Please repeat the items below word for word, from the first line through the line that contains "410, 513, 420]", including that line.
begin
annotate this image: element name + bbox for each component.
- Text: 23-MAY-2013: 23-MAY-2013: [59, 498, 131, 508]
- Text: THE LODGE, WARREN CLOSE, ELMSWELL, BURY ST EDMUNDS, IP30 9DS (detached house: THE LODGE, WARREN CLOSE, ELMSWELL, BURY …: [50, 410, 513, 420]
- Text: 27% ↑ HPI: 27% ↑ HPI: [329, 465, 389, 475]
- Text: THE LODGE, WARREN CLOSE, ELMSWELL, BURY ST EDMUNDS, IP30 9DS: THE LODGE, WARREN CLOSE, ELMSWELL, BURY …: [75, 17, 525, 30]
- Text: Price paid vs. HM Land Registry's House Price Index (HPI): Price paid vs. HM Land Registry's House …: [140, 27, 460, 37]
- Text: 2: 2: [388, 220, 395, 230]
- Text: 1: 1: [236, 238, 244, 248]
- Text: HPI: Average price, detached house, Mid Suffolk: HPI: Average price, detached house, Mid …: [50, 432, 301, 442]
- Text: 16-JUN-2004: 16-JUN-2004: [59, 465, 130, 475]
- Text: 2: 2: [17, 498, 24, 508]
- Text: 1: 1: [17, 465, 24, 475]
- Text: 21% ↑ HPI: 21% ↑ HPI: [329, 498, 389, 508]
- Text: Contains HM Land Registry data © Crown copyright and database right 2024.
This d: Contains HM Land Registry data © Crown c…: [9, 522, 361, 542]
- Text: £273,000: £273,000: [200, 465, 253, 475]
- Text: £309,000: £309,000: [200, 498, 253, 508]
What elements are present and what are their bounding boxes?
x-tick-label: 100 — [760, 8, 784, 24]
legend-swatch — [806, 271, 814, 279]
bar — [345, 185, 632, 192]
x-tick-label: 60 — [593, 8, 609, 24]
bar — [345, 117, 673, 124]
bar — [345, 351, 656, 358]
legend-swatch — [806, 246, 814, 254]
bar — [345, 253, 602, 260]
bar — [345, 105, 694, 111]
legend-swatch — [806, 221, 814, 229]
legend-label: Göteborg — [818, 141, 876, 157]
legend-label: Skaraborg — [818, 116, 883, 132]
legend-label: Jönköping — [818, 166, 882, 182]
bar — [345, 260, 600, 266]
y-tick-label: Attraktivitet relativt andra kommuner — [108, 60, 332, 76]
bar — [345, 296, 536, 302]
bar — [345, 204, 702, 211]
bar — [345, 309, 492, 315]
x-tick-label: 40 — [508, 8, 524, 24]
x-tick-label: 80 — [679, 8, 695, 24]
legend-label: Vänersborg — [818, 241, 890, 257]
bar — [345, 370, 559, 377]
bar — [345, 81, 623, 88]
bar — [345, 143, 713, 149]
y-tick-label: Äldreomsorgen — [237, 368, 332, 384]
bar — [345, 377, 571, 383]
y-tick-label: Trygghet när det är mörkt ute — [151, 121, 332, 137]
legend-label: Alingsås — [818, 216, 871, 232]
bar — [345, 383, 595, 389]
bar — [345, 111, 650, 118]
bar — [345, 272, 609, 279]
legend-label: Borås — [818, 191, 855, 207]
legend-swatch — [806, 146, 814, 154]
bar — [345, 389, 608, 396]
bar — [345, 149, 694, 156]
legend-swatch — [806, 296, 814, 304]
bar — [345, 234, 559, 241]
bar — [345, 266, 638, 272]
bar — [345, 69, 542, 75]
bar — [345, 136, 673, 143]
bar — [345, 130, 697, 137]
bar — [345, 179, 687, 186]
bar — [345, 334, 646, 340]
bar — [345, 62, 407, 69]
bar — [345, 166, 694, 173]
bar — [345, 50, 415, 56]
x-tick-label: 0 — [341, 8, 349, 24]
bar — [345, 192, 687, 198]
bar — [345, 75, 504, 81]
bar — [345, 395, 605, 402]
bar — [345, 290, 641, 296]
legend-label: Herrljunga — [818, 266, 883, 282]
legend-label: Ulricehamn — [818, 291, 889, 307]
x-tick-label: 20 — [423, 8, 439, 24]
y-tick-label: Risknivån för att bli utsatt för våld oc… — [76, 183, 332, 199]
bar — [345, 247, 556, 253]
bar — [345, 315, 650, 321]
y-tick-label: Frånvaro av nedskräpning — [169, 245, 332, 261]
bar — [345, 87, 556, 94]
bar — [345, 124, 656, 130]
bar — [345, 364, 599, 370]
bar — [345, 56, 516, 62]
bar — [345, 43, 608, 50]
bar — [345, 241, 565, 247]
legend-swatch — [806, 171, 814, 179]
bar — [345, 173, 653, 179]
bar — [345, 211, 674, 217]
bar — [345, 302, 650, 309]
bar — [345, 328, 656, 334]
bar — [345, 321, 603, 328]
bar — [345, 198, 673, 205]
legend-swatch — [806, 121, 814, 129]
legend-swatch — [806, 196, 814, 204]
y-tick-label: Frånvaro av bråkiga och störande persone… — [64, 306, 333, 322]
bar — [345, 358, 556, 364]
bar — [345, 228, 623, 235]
end
Solution
annotate this image: element name + bbox for each component.
- Text: 23-MAY-2013: 23-MAY-2013: [59, 498, 131, 508]
- Text: THE LODGE, WARREN CLOSE, ELMSWELL, BURY ST EDMUNDS, IP30 9DS (detached house: THE LODGE, WARREN CLOSE, ELMSWELL, BURY …: [50, 410, 513, 420]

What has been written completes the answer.